* [Supplied material]:
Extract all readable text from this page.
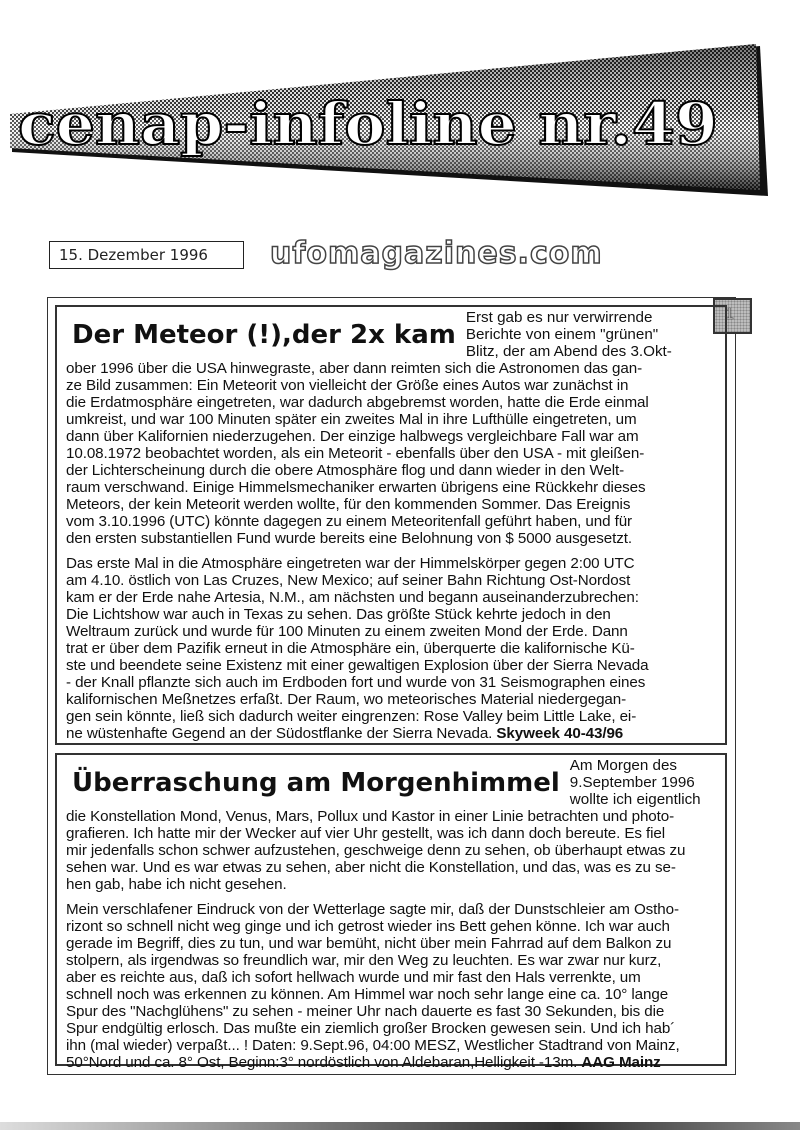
cenap-infoline nr.49
15. Dezember 1996	ufomagazines.com
1
Der Meteor (!),der 2x kam
Erst gab es nur verwirrende
Berichte von einem "grünen"
Blitz, der am Abend des 3.Okt-
ober 1996 über die USA hinwegraste, aber dann reimten sich die Astronomen das gan-
ze Bild zusammen: Ein Meteorit von vielleicht der Größe eines Autos war zunächst in
die Erdatmosphäre eingetreten, war dadurch abgebremst worden, hatte die Erde einmal
umkreist, und war 100 Minuten später ein zweites Mal in ihre Lufthülle eingetreten, um
dann über Kalifornien niederzugehen. Der einzige halbwegs vergleichbare Fall war am
10.08.1972 beobachtet worden, als ein Meteorit - ebenfalls über den USA - mit gleißen-
der Lichterscheinung durch die obere Atmosphäre flog und dann wieder in den Welt-
raum verschwand. Einige Himmelsmechaniker erwarten übrigens eine Rückkehr dieses
Meteors, der kein Meteorit werden wollte, für den kommenden Sommer. Das Ereignis
vom 3.10.1996 (UTC) könnte dagegen zu einem Meteoritenfall geführt haben, und für
den ersten substantiellen Fund wurde bereits eine Belohnung von $ 5000 ausgesetzt.
Das erste Mal in die Atmosphäre eingetreten war der Himmelskörper gegen 2:00 UTC
am 4.10. östlich von Las Cruzes, New Mexico; auf seiner Bahn Richtung Ost-Nordost
kam er der Erde nahe Artesia, N.M., am nächsten und begann auseinanderzubrechen:
Die Lichtshow war auch in Texas zu sehen. Das größte Stück kehrte jedoch in den
Weltraum zurück und wurde für 100 Minuten zu einem zweiten Mond der Erde. Dann
trat er über dem Pazifik erneut in die Atmosphäre ein, überquerte die kalifornische Kü-
ste und beendete seine Existenz mit einer gewaltigen Explosion über der Sierra Nevada
- der Knall pflanzte sich auch im Erdboden fort und wurde von 31 Seismographen eines
kalifornischen Meßnetzes erfaßt. Der Raum, wo meteorisches Material niedergegan-
gen sein könnte, ließ sich dadurch weiter eingrenzen: Rose Valley beim Little Lake, ei-
ne wüstenhafte Gegend an der Südostflanke der Sierra Nevada. Skyweek 40-43/96
Überraschung am Morgenhimmel
Am Morgen des
9.September 1996
wollte ich eigentlich
die Konstellation Mond, Venus, Mars, Pollux und Kastor in einer Linie betrachten und photo-
grafieren. Ich hatte mir der Wecker auf vier Uhr gestellt, was ich dann doch bereute. Es fiel
mir jedenfalls schon schwer aufzustehen, geschweige denn zu sehen, ob überhaupt etwas zu
sehen war. Und es war etwas zu sehen, aber nicht die Konstellation, und das, was es zu se-
hen gab, habe ich nicht gesehen.
Mein verschlafener Eindruck von der Wetterlage sagte mir, daß der Dunstschleier am Ostho-
rizont so schnell nicht weg ginge und ich getrost wieder ins Bett gehen könne. Ich war auch
gerade im Begriff, dies zu tun, und war bemüht, nicht über mein Fahrrad auf dem Balkon zu
stolpern, als irgendwas so freundlich war, mir den Weg zu leuchten. Es war zwar nur kurz,
aber es reichte aus, daß ich sofort hellwach wurde und mir fast den Hals verrenkte, um
schnell noch was erkennen zu können. Am Himmel war noch sehr lange eine ca. 10° lange
Spur des "Nachglühens" zu sehen - meiner Uhr nach dauerte es fast 30 Sekunden, bis die
Spur endgültig erlosch. Das mußte ein ziemlich großer Brocken gewesen sein. Und ich hab´
ihn (mal wieder) verpaßt... ! Daten: 9.Sept.96, 04:00 MESZ, Westlicher Stadtrand von Mainz,
50°Nord und ca. 8° Ost, Beginn:3° nordöstlich von Aldebaran,Helligkeit -13m. AAG Mainz
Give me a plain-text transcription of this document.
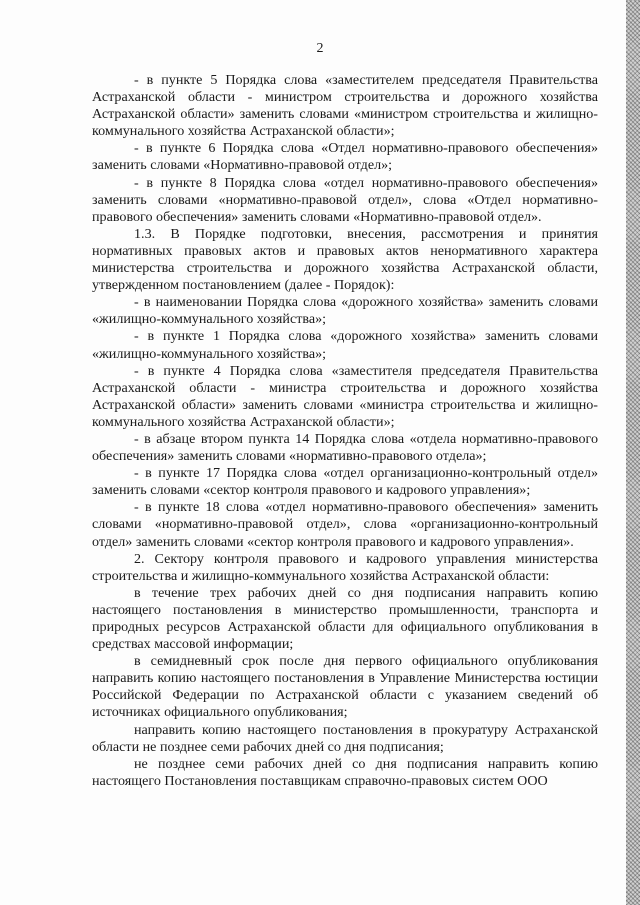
2

- в пункте 5 Порядка слова «заместителем председателя Правительства Астраханской области - министром строительства и дорожного хозяйства Астраханской области» заменить словами «министром строительства и жилищно-коммунального хозяйства Астраханской области»;

- в пункте 6 Порядка слова «Отдел нормативно-правового обеспечения» заменить словами «Нормативно-правовой отдел»;

- в пункте 8 Порядка слова «отдел нормативно-правового обеспечения» заменить словами «нормативно-правовой отдел», слова «Отдел нормативно-правового обеспечения» заменить словами «Нормативно-правовой отдел».

1.3. В Порядке подготовки, внесения, рассмотрения и принятия нормативных правовых актов и правовых актов ненормативного характера министерства строительства и дорожного хозяйства Астраханской области, утвержденном постановлением (далее - Порядок):

- в наименовании Порядка слова «дорожного хозяйства» заменить словами «жилищно-коммунального хозяйства»;

- в пункте 1 Порядка слова «дорожного хозяйства» заменить словами «жилищно-коммунального хозяйства»;

- в пункте 4 Порядка слова «заместителя председателя Правительства Астраханской области - министра строительства и дорожного хозяйства Астраханской области» заменить словами «министра строительства и жилищно-коммунального хозяйства Астраханской области»;

- в абзаце втором пункта 14 Порядка слова «отдела нормативно-правового обеспечения» заменить словами «нормативно-правового отдела»;

- в пункте 17 Порядка слова «отдел организационно-контрольный отдел» заменить словами «сектор контроля правового и кадрового управления»;

- в пункте 18 слова «отдел нормативно-правового обеспечения» заменить словами «нормативно-правовой отдел», слова «организационно-контрольный отдел» заменить словами «сектор контроля правового и кадрового управления».

2. Сектору контроля правового и кадрового управления министерства строительства и жилищно-коммунального хозяйства Астраханской области:

в течение трех рабочих дней со дня подписания направить копию настоящего постановления в министерство промышленности, транспорта и природных ресурсов Астраханской области для официального опубликования в средствах массовой информации;

в семидневный срок после дня первого официального опубликования направить копию настоящего постановления в Управление Министерства юстиции Российской Федерации по Астраханской области с указанием сведений об источниках официального опубликования;

направить копию настоящего постановления в прокуратуру Астраханской области не позднее семи рабочих дней со дня подписания;

не позднее семи рабочих дней со дня подписания направить копию настоящего Постановления поставщикам справочно-правовых систем ООО
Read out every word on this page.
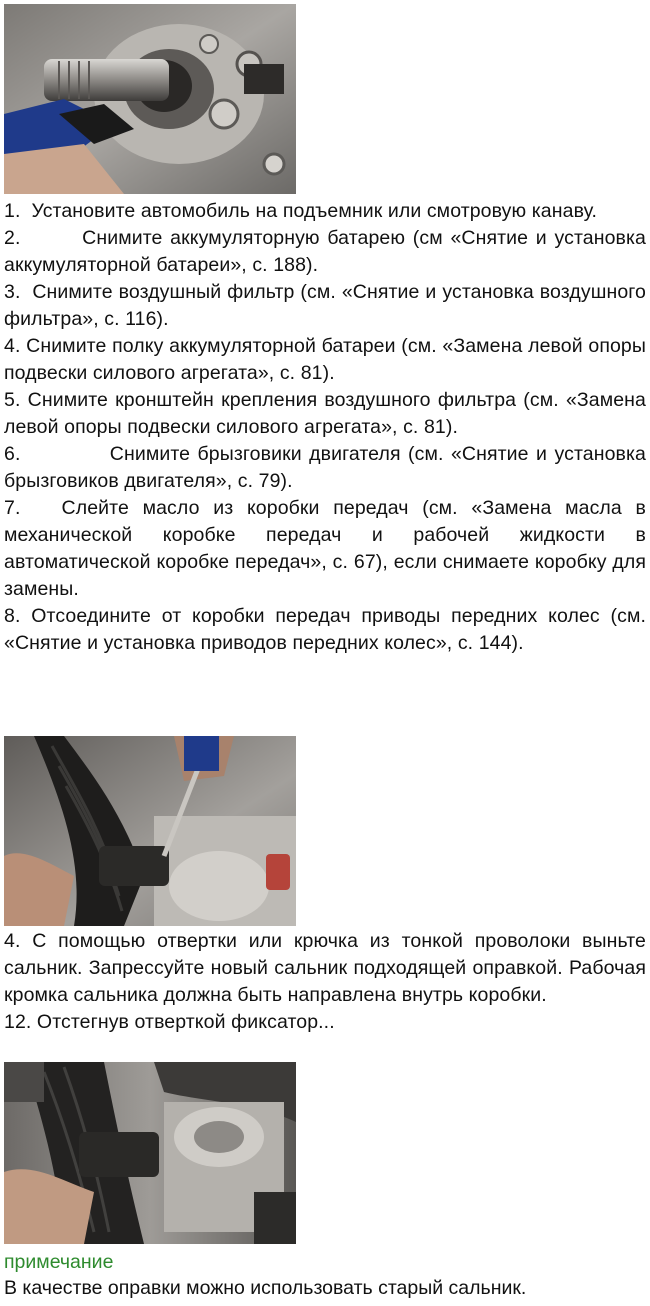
1. Установите автомобиль на подъемник или смотровую канаву.

2.	Снимите аккумуляторную батарею (см «Снятие и установка аккумуляторной батареи», с. 188).

3. Снимите воздушный фильтр (см. «Снятие и установка воздушного фильтра», с. 116).

4. Снимите полку аккумуляторной батареи (см. «Замена левой опоры подвески силового агрегата», с. 81).

5. Снимите кронштейн крепления воздушного фильтра (см. «Замена левой опоры подвески силового агрегата», с. 81).

6.	Снимите брызговики двигателя (см. «Снятие и установка брызговиков двигателя», с. 79).

7. Слейте масло из коробки передач (см. «Замена масла в механической коробке передач и рабочей жидкости в автоматической коробке передач», с. 67), если снимаете коробку для замены.

8. Отсоедините от коробки передач приводы передних колес (см. «Снятие и установка приводов передних колес», с. 144).

4. С помощью отвертки или крючка из тонкой проволоки выньте сальник. Запрессуйте новый сальник подходящей оправкой. Рабочая кромка сальника должна быть направлена внутрь коробки.

12. Отстегнув отверткой фиксатор...

примечание
В качестве оправки можно использовать старый сальник.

* [Exercise prompt]:
Retype the whole listing exactly and leave the pictures out.

* [Output below]:
Extract all readable text from this page.
cenap-infoline nr.49
15. Dezember 1996	ufomagazines.com
1
Der Meteor (!),der 2x kam
Erst gab es nur verwirrende
Berichte von einem "grünen"
Blitz, der am Abend des 3.Okt-
ober 1996 über die USA hinwegraste, aber dann reimten sich die Astronomen das gan-
ze Bild zusammen: Ein Meteorit von vielleicht der Größe eines Autos war zunächst in
die Erdatmosphäre eingetreten, war dadurch abgebremst worden, hatte die Erde einmal
umkreist, und war 100 Minuten später ein zweites Mal in ihre Lufthülle eingetreten, um
dann über Kalifornien niederzugehen. Der einzige halbwegs vergleichbare Fall war am
10.08.1972 beobachtet worden, als ein Meteorit - ebenfalls über den USA - mit gleißen-
der Lichterscheinung durch die obere Atmosphäre flog und dann wieder in den Welt-
raum verschwand. Einige Himmelsmechaniker erwarten übrigens eine Rückkehr dieses
Meteors, der kein Meteorit werden wollte, für den kommenden Sommer. Das Ereignis
vom 3.10.1996 (UTC) könnte dagegen zu einem Meteoritenfall geführt haben, und für
den ersten substantiellen Fund wurde bereits eine Belohnung von $ 5000 ausgesetzt.
Das erste Mal in die Atmosphäre eingetreten war der Himmelskörper gegen 2:00 UTC
am 4.10. östlich von Las Cruzes, New Mexico; auf seiner Bahn Richtung Ost-Nordost
kam er der Erde nahe Artesia, N.M., am nächsten und begann auseinanderzubrechen:
Die Lichtshow war auch in Texas zu sehen. Das größte Stück kehrte jedoch in den
Weltraum zurück und wurde für 100 Minuten zu einem zweiten Mond der Erde. Dann
trat er über dem Pazifik erneut in die Atmosphäre ein, überquerte die kalifornische Kü-
ste und beendete seine Existenz mit einer gewaltigen Explosion über der Sierra Nevada
- der Knall pflanzte sich auch im Erdboden fort und wurde von 31 Seismographen eines
kalifornischen Meßnetzes erfaßt. Der Raum, wo meteorisches Material niedergegan-
gen sein könnte, ließ sich dadurch weiter eingrenzen: Rose Valley beim Little Lake, ei-
ne wüstenhafte Gegend an der Südostflanke der Sierra Nevada. Skyweek 40-43/96
Überraschung am Morgenhimmel
Am Morgen des
9.September 1996
wollte ich eigentlich
die Konstellation Mond, Venus, Mars, Pollux und Kastor in einer Linie betrachten und photo-
grafieren. Ich hatte mir der Wecker auf vier Uhr gestellt, was ich dann doch bereute. Es fiel
mir jedenfalls schon schwer aufzustehen, geschweige denn zu sehen, ob überhaupt etwas zu
sehen war. Und es war etwas zu sehen, aber nicht die Konstellation, und das, was es zu se-
hen gab, habe ich nicht gesehen.
Mein verschlafener Eindruck von der Wetterlage sagte mir, daß der Dunstschleier am Ostho-
rizont so schnell nicht weg ginge und ich getrost wieder ins Bett gehen könne. Ich war auch
gerade im Begriff, dies zu tun, und war bemüht, nicht über mein Fahrrad auf dem Balkon zu
stolpern, als irgendwas so freundlich war, mir den Weg zu leuchten. Es war zwar nur kurz,
aber es reichte aus, daß ich sofort hellwach wurde und mir fast den Hals verrenkte, um
schnell noch was erkennen zu können. Am Himmel war noch sehr lange eine ca. 10° lange
Spur des "Nachglühens" zu sehen - meiner Uhr nach dauerte es fast 30 Sekunden, bis die
Spur endgültig erlosch. Das mußte ein ziemlich großer Brocken gewesen sein. Und ich hab´
ihn (mal wieder) verpaßt... ! Daten: 9.Sept.96, 04:00 MESZ, Westlicher Stadtrand von Mainz,
50°Nord und ca. 8° Ost, Beginn:3° nordöstlich von Aldebaran,Helligkeit -13m. AAG Mainz
Give me a plain-text transcription of this document.
2

- в пункте 5 Порядка слова «заместителем председателя Правительства Астраханской области - министром строительства и дорожного хозяйства Астраханской области» заменить словами «министром строительства и жилищно-коммунального хозяйства Астраханской области»;

- в пункте 6 Порядка слова «Отдел нормативно-правового обеспечения» заменить словами «Нормативно-правовой отдел»;

- в пункте 8 Порядка слова «отдел нормативно-правового обеспечения» заменить словами «нормативно-правовой отдел», слова «Отдел нормативно-правового обеспечения» заменить словами «Нормативно-правовой отдел».

1.3. В Порядке подготовки, внесения, рассмотрения и принятия нормативных правовых актов и правовых актов ненормативного характера министерства строительства и дорожного хозяйства Астраханской области, утвержденном постановлением (далее - Порядок):

- в наименовании Порядка слова «дорожного хозяйства» заменить словами «жилищно-коммунального хозяйства»;

- в пункте 1 Порядка слова «дорожного хозяйства» заменить словами «жилищно-коммунального хозяйства»;

- в пункте 4 Порядка слова «заместителя председателя Правительства Астраханской области - министра строительства и дорожного хозяйства Астраханской области» заменить словами «министра строительства и жилищно-коммунального хозяйства Астраханской области»;

- в абзаце втором пункта 14 Порядка слова «отдела нормативно-правового обеспечения» заменить словами «нормативно-правового отдела»;

- в пункте 17 Порядка слова «отдел организационно-контрольный отдел» заменить словами «сектор контроля правового и кадрового управления»;

- в пункте 18 слова «отдел нормативно-правового обеспечения» заменить словами «нормативно-правовой отдел», слова «организационно-контрольный отдел» заменить словами «сектор контроля правового и кадрового управления».

2. Сектору контроля правового и кадрового управления министерства строительства и жилищно-коммунального хозяйства Астраханской области:

в течение трех рабочих дней со дня подписания направить копию настоящего постановления в министерство промышленности, транспорта и природных ресурсов Астраханской области для официального опубликования в средствах массовой информации;

в семидневный срок после дня первого официального опубликования направить копию настоящего постановления в Управление Министерства юстиции Российской Федерации по Астраханской области с указанием сведений об источниках официального опубликования;

направить копию настоящего постановления в прокуратуру Астраханской области не позднее семи рабочих дней со дня подписания;

не позднее семи рабочих дней со дня подписания направить копию настоящего Постановления поставщикам справочно-правовых систем ООО
Read out every word on this page.
1. Установите автомобиль на подъемник или смотровую канаву.

2.	Снимите аккумуляторную батарею (см «Снятие и установка аккумуляторной батареи», с. 188).

3. Снимите воздушный фильтр (см. «Снятие и установка воздушного фильтра», с. 116).

4. Снимите полку аккумуляторной батареи (см. «Замена левой опоры подвески силового агрегата», с. 81).

5. Снимите кронштейн крепления воздушного фильтра (см. «Замена левой опоры подвески силового агрегата», с. 81).

6.	Снимите брызговики двигателя (см. «Снятие и установка брызговиков двигателя», с. 79).

7. Слейте масло из коробки передач (см. «Замена масла в механической коробке передач и рабочей жидкости в автоматической коробке передач», с. 67), если снимаете коробку для замены.

8. Отсоедините от коробки передач приводы передних колес (см. «Снятие и установка приводов передних колес», с. 144).

4. С помощью отвертки или крючка из тонкой проволоки выньте сальник. Запрессуйте новый сальник подходящей оправкой. Рабочая кромка сальника должна быть направлена внутрь коробки.

12. Отстегнув отверткой фиксатор...

примечание
В качестве оправки можно использовать старый сальник.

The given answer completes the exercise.